- What is required: Report every line from the material that contains the word "Daily".

- The data:

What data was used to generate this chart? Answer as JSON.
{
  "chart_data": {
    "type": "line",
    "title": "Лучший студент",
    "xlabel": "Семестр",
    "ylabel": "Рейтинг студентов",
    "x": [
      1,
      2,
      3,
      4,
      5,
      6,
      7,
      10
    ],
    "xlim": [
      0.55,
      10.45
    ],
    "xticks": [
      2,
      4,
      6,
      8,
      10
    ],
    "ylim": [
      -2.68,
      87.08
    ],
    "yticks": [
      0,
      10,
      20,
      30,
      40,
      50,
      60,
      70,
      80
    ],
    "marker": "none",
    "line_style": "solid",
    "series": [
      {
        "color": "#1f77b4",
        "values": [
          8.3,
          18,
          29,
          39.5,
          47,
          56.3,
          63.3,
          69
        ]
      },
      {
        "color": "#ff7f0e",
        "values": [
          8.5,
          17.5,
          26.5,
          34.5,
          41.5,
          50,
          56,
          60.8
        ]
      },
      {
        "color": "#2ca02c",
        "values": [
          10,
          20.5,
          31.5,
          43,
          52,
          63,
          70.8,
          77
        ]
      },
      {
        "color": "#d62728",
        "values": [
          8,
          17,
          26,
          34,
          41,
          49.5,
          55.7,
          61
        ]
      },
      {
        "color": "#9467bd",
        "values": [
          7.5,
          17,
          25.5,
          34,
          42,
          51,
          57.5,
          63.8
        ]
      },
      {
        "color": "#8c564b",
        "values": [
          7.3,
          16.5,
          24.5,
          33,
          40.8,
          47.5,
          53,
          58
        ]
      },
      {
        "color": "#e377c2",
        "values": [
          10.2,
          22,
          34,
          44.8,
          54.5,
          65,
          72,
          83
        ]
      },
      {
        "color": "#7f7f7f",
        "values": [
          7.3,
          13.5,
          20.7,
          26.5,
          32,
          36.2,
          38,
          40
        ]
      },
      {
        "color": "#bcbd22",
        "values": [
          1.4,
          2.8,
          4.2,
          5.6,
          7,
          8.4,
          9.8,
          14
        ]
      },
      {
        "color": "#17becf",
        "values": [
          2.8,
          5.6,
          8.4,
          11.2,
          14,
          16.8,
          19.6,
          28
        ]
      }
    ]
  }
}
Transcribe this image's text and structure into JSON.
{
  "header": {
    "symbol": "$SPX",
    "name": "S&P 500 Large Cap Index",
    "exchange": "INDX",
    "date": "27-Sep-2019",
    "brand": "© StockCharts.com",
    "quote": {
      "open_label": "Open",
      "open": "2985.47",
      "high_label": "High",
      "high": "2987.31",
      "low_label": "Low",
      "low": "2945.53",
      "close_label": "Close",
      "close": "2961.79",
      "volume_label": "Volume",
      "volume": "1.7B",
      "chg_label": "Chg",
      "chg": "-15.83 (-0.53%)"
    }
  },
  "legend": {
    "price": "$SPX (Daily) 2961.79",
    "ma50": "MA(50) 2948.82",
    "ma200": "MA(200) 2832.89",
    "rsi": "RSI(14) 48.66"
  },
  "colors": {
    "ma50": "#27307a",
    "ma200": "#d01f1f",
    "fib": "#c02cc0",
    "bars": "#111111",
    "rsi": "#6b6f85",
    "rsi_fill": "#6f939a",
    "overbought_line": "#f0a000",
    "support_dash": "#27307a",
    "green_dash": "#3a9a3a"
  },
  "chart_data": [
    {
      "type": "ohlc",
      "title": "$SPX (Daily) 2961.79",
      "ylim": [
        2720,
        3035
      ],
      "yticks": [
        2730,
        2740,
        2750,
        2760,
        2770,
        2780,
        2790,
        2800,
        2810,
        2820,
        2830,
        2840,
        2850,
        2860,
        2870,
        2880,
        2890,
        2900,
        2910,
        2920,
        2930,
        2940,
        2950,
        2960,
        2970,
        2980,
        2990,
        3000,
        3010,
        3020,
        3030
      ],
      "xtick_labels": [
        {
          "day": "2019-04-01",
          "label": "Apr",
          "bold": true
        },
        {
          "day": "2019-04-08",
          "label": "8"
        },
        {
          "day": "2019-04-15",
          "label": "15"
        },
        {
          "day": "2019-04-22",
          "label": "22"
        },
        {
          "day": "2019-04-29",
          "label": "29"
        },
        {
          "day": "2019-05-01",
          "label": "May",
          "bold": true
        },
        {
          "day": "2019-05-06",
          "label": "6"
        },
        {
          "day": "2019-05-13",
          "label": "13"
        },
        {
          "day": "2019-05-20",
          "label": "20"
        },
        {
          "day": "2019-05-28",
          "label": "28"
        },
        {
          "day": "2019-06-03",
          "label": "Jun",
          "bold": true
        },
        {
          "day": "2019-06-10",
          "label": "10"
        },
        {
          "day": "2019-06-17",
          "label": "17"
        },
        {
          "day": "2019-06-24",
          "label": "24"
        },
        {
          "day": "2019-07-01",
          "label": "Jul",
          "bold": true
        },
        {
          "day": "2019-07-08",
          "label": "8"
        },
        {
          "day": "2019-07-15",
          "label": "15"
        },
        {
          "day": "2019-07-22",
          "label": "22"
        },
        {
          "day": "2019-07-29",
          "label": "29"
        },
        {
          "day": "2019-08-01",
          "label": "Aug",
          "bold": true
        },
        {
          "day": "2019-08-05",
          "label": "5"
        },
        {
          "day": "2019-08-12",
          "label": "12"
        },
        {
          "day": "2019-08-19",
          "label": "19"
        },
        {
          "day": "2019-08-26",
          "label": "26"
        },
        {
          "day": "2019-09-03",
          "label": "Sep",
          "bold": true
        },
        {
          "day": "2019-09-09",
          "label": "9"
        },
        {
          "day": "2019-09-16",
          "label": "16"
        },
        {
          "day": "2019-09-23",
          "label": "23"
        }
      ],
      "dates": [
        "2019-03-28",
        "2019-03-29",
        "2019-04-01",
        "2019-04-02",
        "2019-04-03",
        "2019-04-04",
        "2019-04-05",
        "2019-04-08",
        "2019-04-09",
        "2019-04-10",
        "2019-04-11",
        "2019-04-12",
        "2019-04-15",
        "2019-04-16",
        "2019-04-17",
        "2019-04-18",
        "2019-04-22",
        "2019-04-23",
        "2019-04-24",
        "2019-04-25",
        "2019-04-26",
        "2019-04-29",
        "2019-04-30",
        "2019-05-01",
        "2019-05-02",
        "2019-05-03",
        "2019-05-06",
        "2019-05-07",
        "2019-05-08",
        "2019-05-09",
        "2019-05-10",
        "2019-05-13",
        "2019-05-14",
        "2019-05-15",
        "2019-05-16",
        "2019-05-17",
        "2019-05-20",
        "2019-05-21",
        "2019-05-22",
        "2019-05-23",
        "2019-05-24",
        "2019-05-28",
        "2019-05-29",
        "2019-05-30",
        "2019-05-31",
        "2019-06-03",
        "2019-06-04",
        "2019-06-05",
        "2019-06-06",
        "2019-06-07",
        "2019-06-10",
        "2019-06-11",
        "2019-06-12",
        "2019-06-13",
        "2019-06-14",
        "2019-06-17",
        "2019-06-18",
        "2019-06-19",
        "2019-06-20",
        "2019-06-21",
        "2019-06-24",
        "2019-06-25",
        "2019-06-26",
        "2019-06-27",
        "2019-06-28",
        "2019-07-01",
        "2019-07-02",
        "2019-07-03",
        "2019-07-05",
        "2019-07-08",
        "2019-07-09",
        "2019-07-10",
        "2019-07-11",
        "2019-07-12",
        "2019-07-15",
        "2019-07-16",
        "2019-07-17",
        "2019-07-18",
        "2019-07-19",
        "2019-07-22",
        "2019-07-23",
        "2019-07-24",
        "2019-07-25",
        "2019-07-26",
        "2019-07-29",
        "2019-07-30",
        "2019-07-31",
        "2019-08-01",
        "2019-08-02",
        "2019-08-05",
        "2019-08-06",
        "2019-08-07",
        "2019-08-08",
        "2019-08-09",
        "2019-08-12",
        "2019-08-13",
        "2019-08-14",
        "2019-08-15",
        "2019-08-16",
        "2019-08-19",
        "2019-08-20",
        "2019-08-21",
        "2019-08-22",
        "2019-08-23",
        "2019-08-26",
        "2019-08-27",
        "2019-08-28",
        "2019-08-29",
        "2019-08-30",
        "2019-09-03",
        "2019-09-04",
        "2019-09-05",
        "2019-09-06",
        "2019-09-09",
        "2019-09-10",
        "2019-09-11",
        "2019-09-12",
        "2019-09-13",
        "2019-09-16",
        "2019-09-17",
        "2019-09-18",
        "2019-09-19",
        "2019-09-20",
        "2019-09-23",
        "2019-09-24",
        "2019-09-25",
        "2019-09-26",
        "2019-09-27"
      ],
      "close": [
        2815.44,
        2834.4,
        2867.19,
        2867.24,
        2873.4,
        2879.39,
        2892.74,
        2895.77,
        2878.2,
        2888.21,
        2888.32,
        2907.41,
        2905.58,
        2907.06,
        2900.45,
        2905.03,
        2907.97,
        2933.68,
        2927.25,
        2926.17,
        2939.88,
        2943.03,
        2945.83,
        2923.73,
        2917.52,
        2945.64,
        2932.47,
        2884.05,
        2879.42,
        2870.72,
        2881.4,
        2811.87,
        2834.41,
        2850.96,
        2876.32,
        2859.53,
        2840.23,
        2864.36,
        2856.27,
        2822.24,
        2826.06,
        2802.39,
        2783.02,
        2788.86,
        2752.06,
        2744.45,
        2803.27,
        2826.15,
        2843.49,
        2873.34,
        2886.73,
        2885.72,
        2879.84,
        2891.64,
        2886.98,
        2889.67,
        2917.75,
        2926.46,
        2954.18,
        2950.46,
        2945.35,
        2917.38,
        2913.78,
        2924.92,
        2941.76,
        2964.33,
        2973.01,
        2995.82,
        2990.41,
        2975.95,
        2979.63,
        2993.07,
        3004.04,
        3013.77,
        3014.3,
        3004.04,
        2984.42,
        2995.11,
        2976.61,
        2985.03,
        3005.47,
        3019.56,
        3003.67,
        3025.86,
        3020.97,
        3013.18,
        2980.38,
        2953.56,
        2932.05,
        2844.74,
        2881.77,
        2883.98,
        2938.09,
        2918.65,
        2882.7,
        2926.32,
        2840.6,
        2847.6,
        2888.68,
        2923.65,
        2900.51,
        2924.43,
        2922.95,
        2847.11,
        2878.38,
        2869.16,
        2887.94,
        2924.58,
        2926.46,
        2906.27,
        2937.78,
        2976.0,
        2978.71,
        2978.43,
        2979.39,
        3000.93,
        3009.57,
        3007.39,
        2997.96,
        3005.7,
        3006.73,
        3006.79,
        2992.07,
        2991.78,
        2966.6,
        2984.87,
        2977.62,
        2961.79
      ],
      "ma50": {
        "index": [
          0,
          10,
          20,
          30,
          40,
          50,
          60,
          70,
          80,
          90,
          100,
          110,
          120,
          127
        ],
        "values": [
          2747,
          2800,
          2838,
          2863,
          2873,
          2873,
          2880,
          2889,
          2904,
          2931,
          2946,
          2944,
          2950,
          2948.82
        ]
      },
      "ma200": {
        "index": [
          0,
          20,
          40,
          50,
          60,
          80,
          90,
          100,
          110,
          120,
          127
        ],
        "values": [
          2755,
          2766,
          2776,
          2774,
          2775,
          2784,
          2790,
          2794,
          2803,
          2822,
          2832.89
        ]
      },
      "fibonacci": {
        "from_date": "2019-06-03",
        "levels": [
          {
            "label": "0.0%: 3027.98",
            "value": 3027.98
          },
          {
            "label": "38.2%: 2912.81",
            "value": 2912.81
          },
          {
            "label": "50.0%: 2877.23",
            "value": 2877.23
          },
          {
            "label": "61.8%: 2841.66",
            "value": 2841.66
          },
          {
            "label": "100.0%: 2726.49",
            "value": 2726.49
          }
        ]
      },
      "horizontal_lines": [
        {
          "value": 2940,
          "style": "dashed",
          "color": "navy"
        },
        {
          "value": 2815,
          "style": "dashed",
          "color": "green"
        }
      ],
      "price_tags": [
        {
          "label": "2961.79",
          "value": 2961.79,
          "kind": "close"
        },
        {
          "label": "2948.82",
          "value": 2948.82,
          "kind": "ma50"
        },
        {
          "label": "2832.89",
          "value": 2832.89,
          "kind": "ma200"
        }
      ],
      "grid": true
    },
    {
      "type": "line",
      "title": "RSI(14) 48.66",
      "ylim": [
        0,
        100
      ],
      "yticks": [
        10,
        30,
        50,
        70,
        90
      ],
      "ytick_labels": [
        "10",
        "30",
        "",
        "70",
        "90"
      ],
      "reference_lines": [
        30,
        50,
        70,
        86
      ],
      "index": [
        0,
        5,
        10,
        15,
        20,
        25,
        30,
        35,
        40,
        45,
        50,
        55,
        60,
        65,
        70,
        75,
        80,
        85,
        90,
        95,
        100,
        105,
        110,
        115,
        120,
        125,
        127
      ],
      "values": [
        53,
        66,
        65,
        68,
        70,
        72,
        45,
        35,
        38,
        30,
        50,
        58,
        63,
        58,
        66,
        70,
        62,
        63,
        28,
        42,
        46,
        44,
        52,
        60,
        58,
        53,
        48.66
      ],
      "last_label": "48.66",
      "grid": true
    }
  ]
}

- Output:
    "price": "$SPX (Daily) 2961.79",
      "title": "$SPX (Daily) 2961.79",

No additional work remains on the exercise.